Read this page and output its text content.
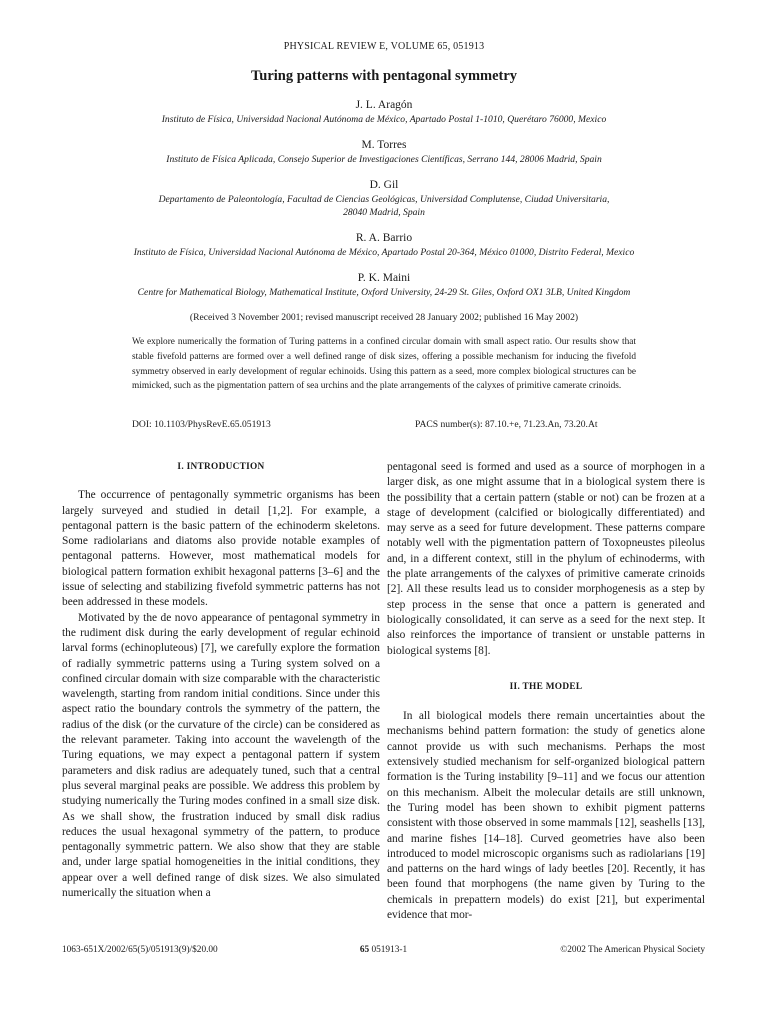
PHYSICAL REVIEW E, VOLUME 65, 051913
Turing patterns with pentagonal symmetry
J. L. Aragón
Instituto de Física, Universidad Nacional Autónoma de México, Apartado Postal 1-1010, Querétaro 76000, Mexico
M. Torres
Instituto de Física Aplicada, Consejo Superior de Investigaciones Científicas, Serrano 144, 28006 Madrid, Spain
D. Gil
Departamento de Paleontología, Facultad de Ciencias Geológicas, Universidad Complutense, Ciudad Universitaria, 28040 Madrid, Spain
R. A. Barrio
Instituto de Física, Universidad Nacional Autónoma de México, Apartado Postal 20-364, México 01000, Distrito Federal, Mexico
P. K. Maini
Centre for Mathematical Biology, Mathematical Institute, Oxford University, 24-29 St. Giles, Oxford OX1 3LB, United Kingdom
(Received 3 November 2001; revised manuscript received 28 January 2002; published 16 May 2002)
We explore numerically the formation of Turing patterns in a confined circular domain with small aspect ratio. Our results show that stable fivefold patterns are formed over a well defined range of disk sizes, offering a possible mechanism for inducing the fivefold symmetry observed in early development of regular echinoids. Using this pattern as a seed, more complex biological structures can be mimicked, such as the pigmentation pattern of sea urchins and the plate arrangements of the calyxes of primitive camerate crinoids.
DOI: 10.1103/PhysRevE.65.051913	PACS number(s): 87.10.+e, 71.23.An, 73.20.At
I. INTRODUCTION

The occurrence of pentagonally symmetric organisms has been largely surveyed and studied in detail [1,2]. For example, a pentagonal pattern is the basic pattern of the echinoderm skeletons. Some radiolarians and diatoms also provide notable examples of pentagonal patterns. However, most mathematical models for biological pattern formation exhibit hexagonal patterns [3–6] and the issue of selecting and stabilizing fivefold symmetric patterns has not been addressed in these models.

Motivated by the de novo appearance of pentagonal symmetry in the rudiment disk during the early development of regular echinoid larval forms (echinopluteous) [7], we carefully explore the formation of radially symmetric patterns using a Turing system solved on a confined circular domain with size comparable with the characteristic wavelength, starting from random initial conditions. Since under this aspect ratio the boundary controls the symmetry of the pattern, the radius of the disk (or the curvature of the circle) can be considered as the relevant parameter. Taking into account the wavelength of the Turing equations, we may expect a pentagonal pattern if system parameters and disk radius are adequately tuned, such that a central plus several marginal peaks are possible. We address this problem by studying numerically the Turing modes confined in a small size disk. As we shall show, the frustration induced by small disk radius reduces the usual hexagonal symmetry of the pattern, to produce pentagonally symmetric pattern. We also show that they are stable and, under large spatial homogeneities in the initial conditions, they appear over a well defined range of disk sizes. We also simulated numerically the situation when a

pentagonal seed is formed and used as a source of morphogen in a larger disk, as one might assume that in a biological system there is the possibility that a certain pattern (stable or not) can be frozen at a stage of development (calcified or biologically differentiated) and may serve as a seed for future development. These patterns compare notably well with the pigmentation pattern of Toxopneustes pileolus and, in a different context, still in the phylum of echinoderms, with the plate arrangements of the calyxes of primitive camerate crinoids [2]. All these results lead us to consider morphogenesis as a step by step process in the sense that once a pattern is generated and biologically consolidated, it can serve as a seed for the next step. It also reinforces the importance of transient or unstable patterns in biological systems [8].

II. THE MODEL

In all biological models there remain uncertainties about the mechanisms behind pattern formation: the study of genetics alone cannot provide us with such mechanisms. Perhaps the most extensively studied mechanism for self-organized biological pattern formation is the Turing instability [9–11] and we focus our attention on this mechanism. Albeit the molecular details are still unknown, the Turing model has been shown to exhibit pigment patterns consistent with those observed in some mammals [12], seashells [13], and marine fishes [14–18]. Curved geometries have also been introduced to model microscopic organisms such as radiolarians [19] and patterns on the hard wings of lady beetles [20]. Recently, it has been found that morphogens (the name given by Turing to the chemicals in prepattern models) do exist [21], but experimental evidence that mor-

1063-651X/2002/65(5)/051913(9)/$20.00	65 051913-1	©2002 The American Physical Society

========

* WORK ORDER: Find the word "Spain" in the data and show each line that holds it.

* EXERCISE RESULT:
Instituto de Física Aplicada, Consejo Superior de Investigaciones Científicas, Serrano 144, 28006 Madrid, Spain
Departamento de Paleontología, Facultad de Ciencias Geológicas, Universidad Complutense, Ciudad Universitaria, 28040 Madrid, Spain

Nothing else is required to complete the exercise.